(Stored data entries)
▬▬▬
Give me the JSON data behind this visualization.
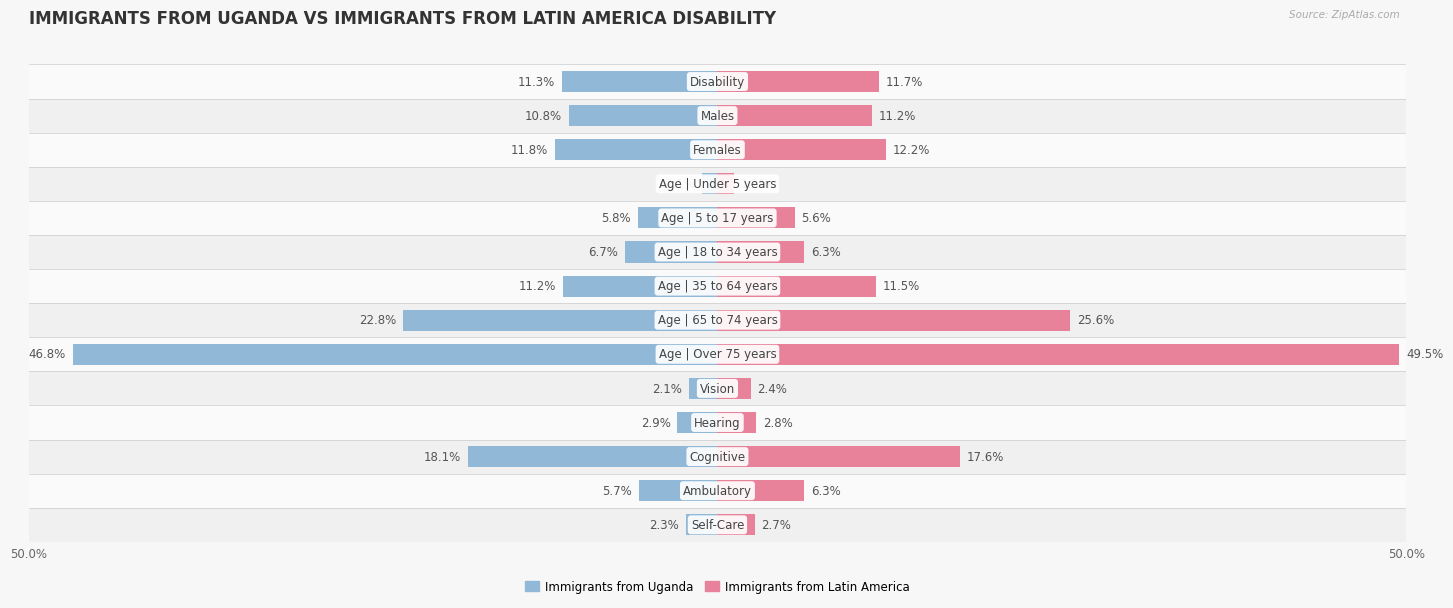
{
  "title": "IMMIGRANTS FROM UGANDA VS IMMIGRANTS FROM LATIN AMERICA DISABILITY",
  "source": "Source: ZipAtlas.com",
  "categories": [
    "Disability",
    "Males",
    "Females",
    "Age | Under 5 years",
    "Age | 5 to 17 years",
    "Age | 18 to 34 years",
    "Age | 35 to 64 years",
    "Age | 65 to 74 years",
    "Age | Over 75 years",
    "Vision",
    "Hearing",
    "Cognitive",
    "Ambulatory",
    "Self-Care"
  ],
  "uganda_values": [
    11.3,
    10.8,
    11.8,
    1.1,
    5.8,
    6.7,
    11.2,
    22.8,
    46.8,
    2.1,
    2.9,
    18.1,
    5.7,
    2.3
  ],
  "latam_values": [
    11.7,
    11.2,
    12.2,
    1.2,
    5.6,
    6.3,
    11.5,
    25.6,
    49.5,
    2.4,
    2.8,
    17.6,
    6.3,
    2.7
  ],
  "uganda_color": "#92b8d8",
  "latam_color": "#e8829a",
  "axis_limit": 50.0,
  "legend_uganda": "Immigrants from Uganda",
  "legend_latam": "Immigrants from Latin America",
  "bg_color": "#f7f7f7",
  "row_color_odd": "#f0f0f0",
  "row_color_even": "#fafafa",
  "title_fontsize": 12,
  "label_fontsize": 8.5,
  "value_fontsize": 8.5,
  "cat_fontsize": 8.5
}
▬▬▬
_INSTRUCTIONS TO FOLLOW_. Print the complete listing exactly as it stands, without its pictures.

_FINISHED EXERCISE_.
Give me the JSON data behind this visualization.
{
  "title": "IMMIGRANTS FROM UGANDA VS IMMIGRANTS FROM LATIN AMERICA DISABILITY",
  "source": "Source: ZipAtlas.com",
  "categories": [
    "Disability",
    "Males",
    "Females",
    "Age | Under 5 years",
    "Age | 5 to 17 years",
    "Age | 18 to 34 years",
    "Age | 35 to 64 years",
    "Age | 65 to 74 years",
    "Age | Over 75 years",
    "Vision",
    "Hearing",
    "Cognitive",
    "Ambulatory",
    "Self-Care"
  ],
  "uganda_values": [
    11.3,
    10.8,
    11.8,
    1.1,
    5.8,
    6.7,
    11.2,
    22.8,
    46.8,
    2.1,
    2.9,
    18.1,
    5.7,
    2.3
  ],
  "latam_values": [
    11.7,
    11.2,
    12.2,
    1.2,
    5.6,
    6.3,
    11.5,
    25.6,
    49.5,
    2.4,
    2.8,
    17.6,
    6.3,
    2.7
  ],
  "uganda_color": "#92b8d8",
  "latam_color": "#e8829a",
  "axis_limit": 50.0,
  "legend_uganda": "Immigrants from Uganda",
  "legend_latam": "Immigrants from Latin America",
  "bg_color": "#f7f7f7",
  "row_color_odd": "#f0f0f0",
  "row_color_even": "#fafafa",
  "title_fontsize": 12,
  "label_fontsize": 8.5,
  "value_fontsize": 8.5,
  "cat_fontsize": 8.5
}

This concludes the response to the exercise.